• EXTRACTED ENTRIES
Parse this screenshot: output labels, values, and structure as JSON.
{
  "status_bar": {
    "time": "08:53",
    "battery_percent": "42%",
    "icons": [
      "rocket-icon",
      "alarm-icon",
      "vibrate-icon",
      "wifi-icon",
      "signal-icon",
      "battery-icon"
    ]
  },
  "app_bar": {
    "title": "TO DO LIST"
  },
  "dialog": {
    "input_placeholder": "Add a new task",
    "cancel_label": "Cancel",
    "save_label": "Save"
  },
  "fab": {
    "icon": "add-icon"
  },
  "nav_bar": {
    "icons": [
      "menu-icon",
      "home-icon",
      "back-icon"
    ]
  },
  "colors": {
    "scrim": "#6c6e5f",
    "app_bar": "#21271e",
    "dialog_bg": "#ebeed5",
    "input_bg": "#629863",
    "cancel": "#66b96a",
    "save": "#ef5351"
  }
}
--
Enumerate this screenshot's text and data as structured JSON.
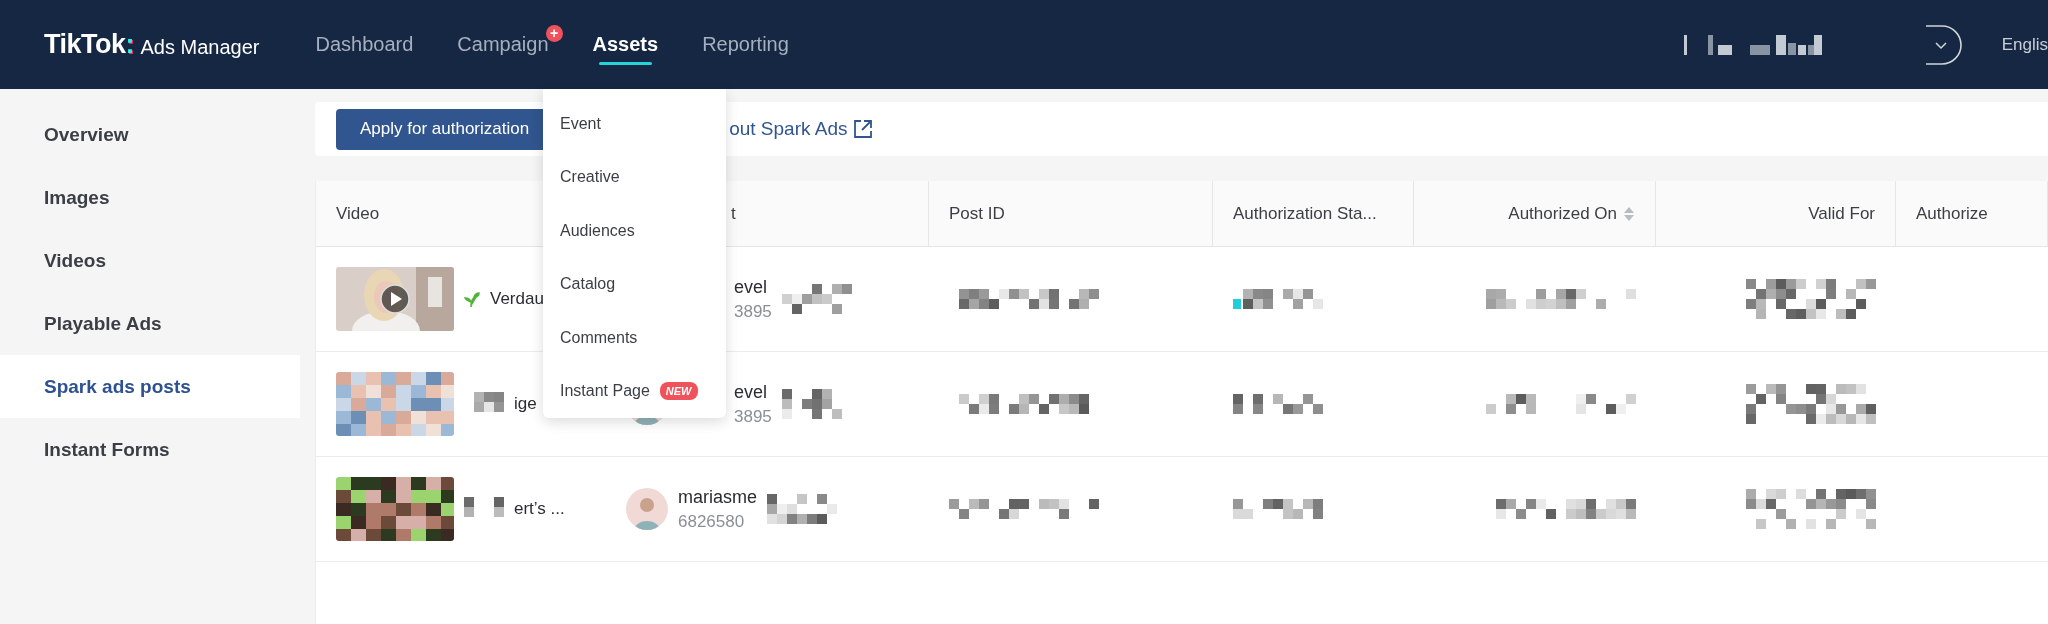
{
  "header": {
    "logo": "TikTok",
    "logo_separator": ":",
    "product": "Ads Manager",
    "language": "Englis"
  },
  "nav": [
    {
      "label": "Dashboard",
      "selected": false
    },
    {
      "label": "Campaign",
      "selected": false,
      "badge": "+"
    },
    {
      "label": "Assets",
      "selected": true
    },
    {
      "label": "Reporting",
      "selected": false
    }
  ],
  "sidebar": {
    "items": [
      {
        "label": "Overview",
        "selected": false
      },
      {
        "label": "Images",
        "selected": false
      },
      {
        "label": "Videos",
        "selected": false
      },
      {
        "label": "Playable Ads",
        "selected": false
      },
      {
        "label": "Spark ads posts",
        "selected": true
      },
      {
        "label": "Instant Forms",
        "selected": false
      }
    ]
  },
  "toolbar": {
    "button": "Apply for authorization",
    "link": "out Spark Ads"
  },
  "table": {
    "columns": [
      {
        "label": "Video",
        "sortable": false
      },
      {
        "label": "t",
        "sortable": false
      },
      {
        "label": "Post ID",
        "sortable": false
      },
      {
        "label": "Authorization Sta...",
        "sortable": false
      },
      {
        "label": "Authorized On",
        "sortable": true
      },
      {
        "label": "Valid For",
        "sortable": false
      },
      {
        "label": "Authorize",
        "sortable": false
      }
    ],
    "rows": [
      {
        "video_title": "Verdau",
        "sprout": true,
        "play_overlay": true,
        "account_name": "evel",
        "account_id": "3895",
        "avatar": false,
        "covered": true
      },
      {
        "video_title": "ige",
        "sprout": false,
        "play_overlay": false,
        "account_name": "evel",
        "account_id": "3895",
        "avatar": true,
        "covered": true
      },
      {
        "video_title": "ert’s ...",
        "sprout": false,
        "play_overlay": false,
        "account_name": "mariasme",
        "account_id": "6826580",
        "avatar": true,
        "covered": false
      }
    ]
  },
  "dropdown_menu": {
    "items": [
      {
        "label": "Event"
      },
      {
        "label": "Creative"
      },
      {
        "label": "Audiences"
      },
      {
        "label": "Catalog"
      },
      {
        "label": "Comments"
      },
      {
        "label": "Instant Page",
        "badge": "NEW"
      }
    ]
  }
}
---
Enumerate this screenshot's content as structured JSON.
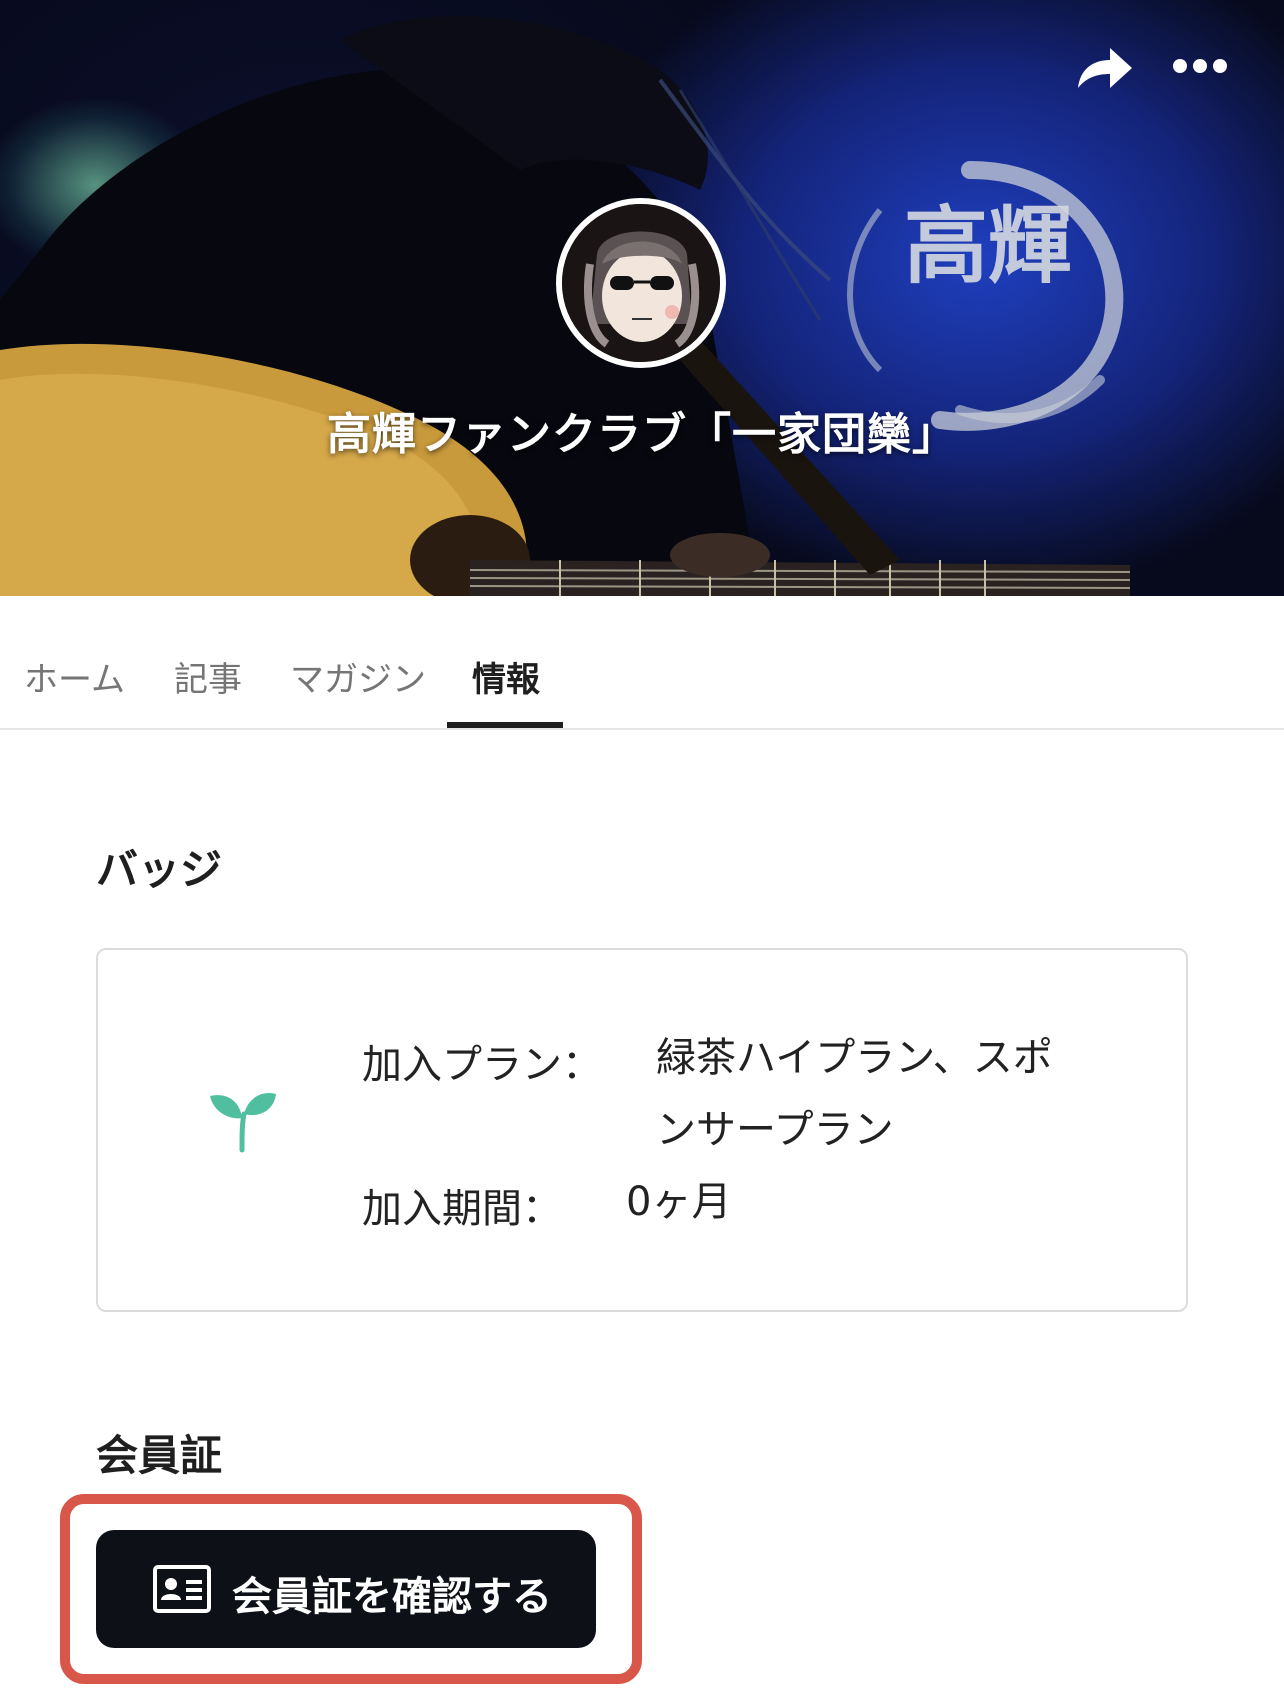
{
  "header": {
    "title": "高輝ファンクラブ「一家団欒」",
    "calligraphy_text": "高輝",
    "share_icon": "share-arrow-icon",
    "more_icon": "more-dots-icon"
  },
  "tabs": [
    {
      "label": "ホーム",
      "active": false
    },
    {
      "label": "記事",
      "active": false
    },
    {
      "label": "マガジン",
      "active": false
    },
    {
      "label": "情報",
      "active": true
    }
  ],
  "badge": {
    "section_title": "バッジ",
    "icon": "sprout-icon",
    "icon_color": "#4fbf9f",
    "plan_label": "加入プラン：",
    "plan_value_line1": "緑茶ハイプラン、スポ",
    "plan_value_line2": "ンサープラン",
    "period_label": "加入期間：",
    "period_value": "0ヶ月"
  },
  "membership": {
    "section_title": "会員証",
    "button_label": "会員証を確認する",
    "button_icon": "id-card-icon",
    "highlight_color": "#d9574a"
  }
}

• INSTRUCTIONS TO FOLLOW
Give the number of lines containing the word "structured". No other answer is needed.

• SOLUTION
2